Exercise task:
Every record here should be printed again exactly.

— BEGIN —

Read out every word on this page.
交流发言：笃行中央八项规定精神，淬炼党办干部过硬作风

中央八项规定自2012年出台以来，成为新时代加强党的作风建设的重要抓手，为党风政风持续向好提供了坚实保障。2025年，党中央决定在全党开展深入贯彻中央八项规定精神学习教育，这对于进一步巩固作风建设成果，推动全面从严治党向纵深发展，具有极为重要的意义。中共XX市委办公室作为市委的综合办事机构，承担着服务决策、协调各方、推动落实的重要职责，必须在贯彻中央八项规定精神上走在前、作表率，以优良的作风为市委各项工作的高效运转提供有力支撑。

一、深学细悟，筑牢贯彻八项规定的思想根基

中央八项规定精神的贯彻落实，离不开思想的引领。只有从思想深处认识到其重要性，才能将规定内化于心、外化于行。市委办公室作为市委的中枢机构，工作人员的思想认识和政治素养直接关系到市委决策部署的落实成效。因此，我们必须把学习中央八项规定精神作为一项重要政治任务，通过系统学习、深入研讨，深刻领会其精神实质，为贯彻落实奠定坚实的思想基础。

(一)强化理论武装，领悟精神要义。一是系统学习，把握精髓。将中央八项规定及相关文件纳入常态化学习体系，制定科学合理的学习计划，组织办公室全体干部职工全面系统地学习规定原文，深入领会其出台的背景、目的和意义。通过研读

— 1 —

— END —

Output of the exercise:
Read out every word on this page.
交流发言：笃行中央八项规定精神，淬炼党办干部过硬作风

中央八项规定自2012年出台以来，成为新时代加强党的作风建设的重要抓手，为党风政风持续向好提供了坚实保障。2025年，党中央决定在全党开展深入贯彻中央八项规定精神学习教育，这对于进一步巩固作风建设成果，推动全面从严治党向纵深发展，具有极为重要的意义。中共XX市委办公室作为市委的综合办事机构，承担着服务决策、协调各方、推动落实的重要职责，必须在贯彻中央八项规定精神上走在前、作表率，以优良的作风为市委各项工作的高效运转提供有力支撑。

一、深学细悟，筑牢贯彻八项规定的思想根基

中央八项规定精神的贯彻落实，离不开思想的引领。只有从思想深处认识到其重要性，才能将规定内化于心、外化于行。市委办公室作为市委的中枢机构，工作人员的思想认识和政治素养直接关系到市委决策部署的落实成效。因此，我们必须把学习中央八项规定精神作为一项重要政治任务，通过系统学习、深入研讨，深刻领会其精神实质，为贯彻落实奠定坚实的思想基础。

(一)强化理论武装，领悟精神要义。一是系统学习，把握精髓。将中央八项规定及相关文件纳入常态化学习体系，制定科学合理的学习计划，组织办公室全体干部职工全面系统地学习规定原文，深入领会其出台的背景、目的和意义。通过研读

— 1 —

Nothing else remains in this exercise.